>> Begin Input records

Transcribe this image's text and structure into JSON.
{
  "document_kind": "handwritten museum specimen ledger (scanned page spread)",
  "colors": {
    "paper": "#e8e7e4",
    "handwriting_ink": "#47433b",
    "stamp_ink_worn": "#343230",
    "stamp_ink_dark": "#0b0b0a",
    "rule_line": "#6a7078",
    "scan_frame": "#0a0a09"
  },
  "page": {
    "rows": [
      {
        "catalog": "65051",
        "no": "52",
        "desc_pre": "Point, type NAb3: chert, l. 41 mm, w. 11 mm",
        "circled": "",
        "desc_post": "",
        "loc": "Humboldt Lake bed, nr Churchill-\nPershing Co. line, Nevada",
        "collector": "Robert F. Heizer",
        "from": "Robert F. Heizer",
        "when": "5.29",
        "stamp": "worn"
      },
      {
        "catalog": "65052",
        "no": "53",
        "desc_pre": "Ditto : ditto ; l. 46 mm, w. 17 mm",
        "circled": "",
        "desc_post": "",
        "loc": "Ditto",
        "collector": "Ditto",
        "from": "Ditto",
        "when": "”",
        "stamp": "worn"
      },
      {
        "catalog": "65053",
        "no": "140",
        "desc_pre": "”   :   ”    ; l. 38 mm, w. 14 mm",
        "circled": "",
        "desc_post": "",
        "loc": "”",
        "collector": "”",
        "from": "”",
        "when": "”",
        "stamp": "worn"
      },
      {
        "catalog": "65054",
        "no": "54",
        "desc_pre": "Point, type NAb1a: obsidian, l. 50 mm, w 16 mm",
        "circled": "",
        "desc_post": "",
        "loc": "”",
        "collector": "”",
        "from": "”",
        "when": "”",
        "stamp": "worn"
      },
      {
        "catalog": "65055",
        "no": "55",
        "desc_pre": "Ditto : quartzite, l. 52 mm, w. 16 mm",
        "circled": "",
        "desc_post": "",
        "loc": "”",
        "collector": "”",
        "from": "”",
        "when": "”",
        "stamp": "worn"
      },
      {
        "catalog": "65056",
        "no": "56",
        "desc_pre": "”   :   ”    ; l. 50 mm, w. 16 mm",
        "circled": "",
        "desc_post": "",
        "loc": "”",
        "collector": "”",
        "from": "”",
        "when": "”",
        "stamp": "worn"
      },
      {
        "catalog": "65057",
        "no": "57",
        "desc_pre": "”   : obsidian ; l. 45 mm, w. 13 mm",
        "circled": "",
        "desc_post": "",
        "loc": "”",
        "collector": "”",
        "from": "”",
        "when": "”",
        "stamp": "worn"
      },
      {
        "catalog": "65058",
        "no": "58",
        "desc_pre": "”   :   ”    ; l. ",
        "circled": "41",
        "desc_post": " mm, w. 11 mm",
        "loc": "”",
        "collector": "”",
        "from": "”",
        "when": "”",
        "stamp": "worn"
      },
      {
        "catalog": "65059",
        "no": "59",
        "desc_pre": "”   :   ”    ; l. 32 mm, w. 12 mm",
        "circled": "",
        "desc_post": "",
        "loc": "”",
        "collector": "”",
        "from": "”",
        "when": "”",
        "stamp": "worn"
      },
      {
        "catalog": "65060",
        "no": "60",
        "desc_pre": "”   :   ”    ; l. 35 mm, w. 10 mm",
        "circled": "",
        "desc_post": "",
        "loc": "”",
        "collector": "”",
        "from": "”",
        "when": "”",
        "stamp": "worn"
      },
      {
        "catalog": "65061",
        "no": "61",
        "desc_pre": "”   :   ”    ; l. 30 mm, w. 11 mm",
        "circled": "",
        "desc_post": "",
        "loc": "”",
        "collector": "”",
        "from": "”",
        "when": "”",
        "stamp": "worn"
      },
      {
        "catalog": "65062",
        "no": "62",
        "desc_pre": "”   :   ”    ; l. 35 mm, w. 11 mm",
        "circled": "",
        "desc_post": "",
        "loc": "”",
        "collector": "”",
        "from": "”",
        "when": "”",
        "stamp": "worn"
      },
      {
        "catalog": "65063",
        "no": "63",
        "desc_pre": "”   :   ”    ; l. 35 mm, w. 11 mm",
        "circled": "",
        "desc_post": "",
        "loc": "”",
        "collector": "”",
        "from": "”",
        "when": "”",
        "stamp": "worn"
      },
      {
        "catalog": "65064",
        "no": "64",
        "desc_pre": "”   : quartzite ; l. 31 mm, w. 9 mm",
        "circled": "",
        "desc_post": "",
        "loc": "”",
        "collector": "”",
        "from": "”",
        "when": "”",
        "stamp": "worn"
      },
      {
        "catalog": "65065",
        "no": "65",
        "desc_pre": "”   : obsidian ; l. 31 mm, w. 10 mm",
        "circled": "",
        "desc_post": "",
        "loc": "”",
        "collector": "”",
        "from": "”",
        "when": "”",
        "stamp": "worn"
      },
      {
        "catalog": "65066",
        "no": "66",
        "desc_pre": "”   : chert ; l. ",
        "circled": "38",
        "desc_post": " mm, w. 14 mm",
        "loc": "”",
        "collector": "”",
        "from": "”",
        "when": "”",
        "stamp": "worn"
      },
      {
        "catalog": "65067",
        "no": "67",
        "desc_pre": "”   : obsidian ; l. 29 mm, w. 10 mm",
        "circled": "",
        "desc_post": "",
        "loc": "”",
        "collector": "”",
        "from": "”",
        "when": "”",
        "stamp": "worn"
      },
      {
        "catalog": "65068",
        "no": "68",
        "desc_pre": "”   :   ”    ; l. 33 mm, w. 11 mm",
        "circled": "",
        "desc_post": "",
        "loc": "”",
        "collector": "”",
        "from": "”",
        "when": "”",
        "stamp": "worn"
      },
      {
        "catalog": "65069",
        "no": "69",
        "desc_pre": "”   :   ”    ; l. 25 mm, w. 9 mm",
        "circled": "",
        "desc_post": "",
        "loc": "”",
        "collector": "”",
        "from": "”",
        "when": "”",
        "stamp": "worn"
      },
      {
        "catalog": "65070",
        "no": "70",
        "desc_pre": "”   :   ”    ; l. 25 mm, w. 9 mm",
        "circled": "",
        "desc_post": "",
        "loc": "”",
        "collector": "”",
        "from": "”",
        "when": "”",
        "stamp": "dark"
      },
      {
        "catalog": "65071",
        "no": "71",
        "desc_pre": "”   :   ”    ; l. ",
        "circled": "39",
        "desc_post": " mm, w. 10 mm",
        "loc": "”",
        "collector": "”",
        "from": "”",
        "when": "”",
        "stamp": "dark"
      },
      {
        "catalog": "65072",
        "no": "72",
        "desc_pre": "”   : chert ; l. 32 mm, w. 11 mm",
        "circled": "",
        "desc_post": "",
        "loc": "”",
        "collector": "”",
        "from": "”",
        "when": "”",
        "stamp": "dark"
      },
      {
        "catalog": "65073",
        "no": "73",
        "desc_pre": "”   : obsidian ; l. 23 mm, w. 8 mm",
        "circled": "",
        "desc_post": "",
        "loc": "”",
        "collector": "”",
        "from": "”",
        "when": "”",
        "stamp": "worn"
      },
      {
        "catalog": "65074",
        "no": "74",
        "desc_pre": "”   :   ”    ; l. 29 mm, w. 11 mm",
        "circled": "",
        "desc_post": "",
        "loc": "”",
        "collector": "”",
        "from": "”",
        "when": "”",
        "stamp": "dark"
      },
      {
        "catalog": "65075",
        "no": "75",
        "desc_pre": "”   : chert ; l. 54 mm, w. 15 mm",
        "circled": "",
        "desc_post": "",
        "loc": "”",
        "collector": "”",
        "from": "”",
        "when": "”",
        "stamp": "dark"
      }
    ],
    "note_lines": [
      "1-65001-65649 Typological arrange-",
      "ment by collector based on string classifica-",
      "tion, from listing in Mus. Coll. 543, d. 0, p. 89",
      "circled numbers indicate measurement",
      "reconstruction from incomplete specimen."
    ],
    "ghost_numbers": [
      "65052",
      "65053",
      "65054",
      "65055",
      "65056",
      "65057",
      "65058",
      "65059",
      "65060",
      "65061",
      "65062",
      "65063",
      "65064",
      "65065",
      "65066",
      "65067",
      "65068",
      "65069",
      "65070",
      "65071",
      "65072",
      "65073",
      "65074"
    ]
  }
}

>> End Input records

[Task details] Look through the entries above and list every line containing "Heizer".

[Response to the exercise]
        "collector": "Robert F. Heizer",
        "from": "Robert F. Heizer",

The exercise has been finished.